(Records from a dataset)
_ _ _ _

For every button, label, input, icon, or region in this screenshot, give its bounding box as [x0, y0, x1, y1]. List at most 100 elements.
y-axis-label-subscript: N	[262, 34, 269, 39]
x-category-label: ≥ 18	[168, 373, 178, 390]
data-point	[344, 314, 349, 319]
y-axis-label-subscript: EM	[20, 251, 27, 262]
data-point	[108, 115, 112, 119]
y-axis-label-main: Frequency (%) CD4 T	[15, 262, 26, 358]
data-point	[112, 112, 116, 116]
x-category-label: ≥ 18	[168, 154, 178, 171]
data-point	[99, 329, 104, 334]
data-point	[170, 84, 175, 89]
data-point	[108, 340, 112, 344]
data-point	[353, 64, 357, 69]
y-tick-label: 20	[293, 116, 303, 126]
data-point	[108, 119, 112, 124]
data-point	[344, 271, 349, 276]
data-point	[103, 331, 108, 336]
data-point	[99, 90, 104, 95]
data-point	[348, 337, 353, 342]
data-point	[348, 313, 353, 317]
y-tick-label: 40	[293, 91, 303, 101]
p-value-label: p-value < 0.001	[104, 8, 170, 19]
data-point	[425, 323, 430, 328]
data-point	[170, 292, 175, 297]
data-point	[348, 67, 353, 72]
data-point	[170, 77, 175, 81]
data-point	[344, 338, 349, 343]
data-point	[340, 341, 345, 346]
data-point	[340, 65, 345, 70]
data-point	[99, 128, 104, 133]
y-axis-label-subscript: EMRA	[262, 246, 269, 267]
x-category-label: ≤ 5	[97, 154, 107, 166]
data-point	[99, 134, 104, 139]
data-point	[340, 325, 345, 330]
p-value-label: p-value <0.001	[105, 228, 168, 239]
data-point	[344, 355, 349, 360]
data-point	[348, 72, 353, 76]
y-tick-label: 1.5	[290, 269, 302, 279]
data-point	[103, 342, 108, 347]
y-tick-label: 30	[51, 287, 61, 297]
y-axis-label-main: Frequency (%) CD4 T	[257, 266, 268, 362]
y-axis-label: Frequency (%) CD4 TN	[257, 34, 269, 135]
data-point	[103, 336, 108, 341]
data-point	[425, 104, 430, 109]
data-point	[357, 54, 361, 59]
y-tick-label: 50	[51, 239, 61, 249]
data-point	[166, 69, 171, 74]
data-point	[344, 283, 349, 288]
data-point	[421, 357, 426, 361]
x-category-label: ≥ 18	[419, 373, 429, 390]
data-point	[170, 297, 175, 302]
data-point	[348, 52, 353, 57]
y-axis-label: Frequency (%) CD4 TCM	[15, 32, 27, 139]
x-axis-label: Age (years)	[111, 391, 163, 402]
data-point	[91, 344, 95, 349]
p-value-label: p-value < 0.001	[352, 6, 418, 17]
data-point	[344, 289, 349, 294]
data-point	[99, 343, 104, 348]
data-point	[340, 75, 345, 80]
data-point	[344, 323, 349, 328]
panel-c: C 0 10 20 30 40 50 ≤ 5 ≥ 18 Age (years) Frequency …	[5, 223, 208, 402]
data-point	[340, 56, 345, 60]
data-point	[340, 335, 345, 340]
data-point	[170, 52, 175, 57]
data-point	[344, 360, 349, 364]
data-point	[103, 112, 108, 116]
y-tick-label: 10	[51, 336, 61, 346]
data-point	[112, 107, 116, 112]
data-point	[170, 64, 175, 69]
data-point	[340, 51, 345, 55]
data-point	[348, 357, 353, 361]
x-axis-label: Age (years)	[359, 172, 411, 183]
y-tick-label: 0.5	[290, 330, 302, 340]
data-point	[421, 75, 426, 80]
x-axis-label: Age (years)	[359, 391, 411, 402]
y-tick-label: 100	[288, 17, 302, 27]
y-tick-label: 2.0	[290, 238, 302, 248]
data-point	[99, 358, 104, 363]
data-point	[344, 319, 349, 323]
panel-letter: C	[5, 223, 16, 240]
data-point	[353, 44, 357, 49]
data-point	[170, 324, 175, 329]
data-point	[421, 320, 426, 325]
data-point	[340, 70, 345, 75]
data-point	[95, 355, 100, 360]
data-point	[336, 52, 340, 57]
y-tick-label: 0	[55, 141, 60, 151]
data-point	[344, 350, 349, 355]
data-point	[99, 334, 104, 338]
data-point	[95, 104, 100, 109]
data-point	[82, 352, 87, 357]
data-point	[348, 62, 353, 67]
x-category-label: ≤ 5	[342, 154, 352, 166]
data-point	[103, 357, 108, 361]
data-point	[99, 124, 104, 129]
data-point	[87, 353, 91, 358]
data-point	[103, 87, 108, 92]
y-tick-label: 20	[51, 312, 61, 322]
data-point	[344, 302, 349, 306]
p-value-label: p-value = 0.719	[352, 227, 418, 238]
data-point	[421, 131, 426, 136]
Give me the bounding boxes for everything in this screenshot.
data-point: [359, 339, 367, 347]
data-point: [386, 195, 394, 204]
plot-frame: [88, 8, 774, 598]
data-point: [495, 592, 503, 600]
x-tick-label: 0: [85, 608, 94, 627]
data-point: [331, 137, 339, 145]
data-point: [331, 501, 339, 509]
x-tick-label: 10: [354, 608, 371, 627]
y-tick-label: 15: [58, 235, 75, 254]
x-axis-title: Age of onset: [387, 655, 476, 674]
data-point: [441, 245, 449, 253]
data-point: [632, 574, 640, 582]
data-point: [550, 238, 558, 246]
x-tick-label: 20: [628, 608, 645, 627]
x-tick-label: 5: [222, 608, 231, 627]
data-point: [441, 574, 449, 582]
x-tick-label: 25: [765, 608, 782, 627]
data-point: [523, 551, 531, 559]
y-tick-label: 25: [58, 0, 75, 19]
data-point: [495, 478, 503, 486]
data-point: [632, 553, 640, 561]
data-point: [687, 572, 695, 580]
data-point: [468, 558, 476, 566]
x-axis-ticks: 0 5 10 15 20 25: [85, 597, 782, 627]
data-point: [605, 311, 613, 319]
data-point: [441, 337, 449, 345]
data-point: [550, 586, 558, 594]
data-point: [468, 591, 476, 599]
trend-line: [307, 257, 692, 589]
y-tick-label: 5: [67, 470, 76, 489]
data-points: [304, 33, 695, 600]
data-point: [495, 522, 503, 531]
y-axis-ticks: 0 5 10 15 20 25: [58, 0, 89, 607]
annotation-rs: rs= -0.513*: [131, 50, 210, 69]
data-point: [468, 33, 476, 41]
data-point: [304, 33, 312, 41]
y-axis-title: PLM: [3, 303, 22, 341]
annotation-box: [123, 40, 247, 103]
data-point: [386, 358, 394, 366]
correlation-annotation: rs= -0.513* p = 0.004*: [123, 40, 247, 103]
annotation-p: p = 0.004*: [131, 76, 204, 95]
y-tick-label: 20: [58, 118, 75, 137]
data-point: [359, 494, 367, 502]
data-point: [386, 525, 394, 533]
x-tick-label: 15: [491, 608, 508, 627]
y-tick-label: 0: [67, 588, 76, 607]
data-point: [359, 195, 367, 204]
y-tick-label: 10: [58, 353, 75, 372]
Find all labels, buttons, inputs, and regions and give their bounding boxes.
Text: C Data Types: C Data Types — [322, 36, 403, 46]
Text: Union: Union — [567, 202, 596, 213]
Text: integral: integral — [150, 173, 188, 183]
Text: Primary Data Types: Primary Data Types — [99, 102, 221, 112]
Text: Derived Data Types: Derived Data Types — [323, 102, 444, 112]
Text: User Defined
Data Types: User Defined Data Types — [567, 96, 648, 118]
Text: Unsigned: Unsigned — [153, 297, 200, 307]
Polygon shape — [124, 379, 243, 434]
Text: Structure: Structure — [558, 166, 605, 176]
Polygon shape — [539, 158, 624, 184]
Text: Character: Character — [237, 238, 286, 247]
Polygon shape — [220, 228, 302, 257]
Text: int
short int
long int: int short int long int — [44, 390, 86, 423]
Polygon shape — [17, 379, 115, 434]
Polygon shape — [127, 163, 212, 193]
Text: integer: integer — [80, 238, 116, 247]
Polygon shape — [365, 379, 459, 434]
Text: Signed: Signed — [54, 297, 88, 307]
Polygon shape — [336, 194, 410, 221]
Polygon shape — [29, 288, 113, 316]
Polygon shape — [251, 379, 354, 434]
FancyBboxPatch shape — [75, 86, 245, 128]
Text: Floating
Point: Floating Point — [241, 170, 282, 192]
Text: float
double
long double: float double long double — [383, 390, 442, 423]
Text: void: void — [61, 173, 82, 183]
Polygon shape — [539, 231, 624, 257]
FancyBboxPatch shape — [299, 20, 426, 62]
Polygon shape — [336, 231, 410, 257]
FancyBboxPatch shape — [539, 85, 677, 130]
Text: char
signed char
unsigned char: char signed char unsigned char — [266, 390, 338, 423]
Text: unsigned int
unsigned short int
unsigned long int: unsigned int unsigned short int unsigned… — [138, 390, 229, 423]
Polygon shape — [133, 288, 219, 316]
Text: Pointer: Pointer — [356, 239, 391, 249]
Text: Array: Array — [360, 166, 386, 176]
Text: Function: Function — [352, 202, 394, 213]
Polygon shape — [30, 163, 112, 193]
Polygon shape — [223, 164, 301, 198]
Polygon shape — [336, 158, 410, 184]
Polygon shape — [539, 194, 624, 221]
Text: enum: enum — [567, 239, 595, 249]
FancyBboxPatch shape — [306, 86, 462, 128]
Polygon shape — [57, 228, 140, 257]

_ _ _ _

▸ PROBLEM STATEMENT: Copy the entries from the start through the line containing "251, 27, 262]", inclusive. Replace "data-point" with "plotted-point" and leave everything else unchanged.

▸ RESPONSE:
For every button, label, input, icon, or region in this screenshot, give its bounding box as [x0, y0, x1, y1]. List at most 100 elements.
y-axis-label-subscript: N	[262, 34, 269, 39]
x-category-label: ≥ 18	[168, 373, 178, 390]
plotted-point	[344, 314, 349, 319]
y-axis-label-subscript: EM	[20, 251, 27, 262]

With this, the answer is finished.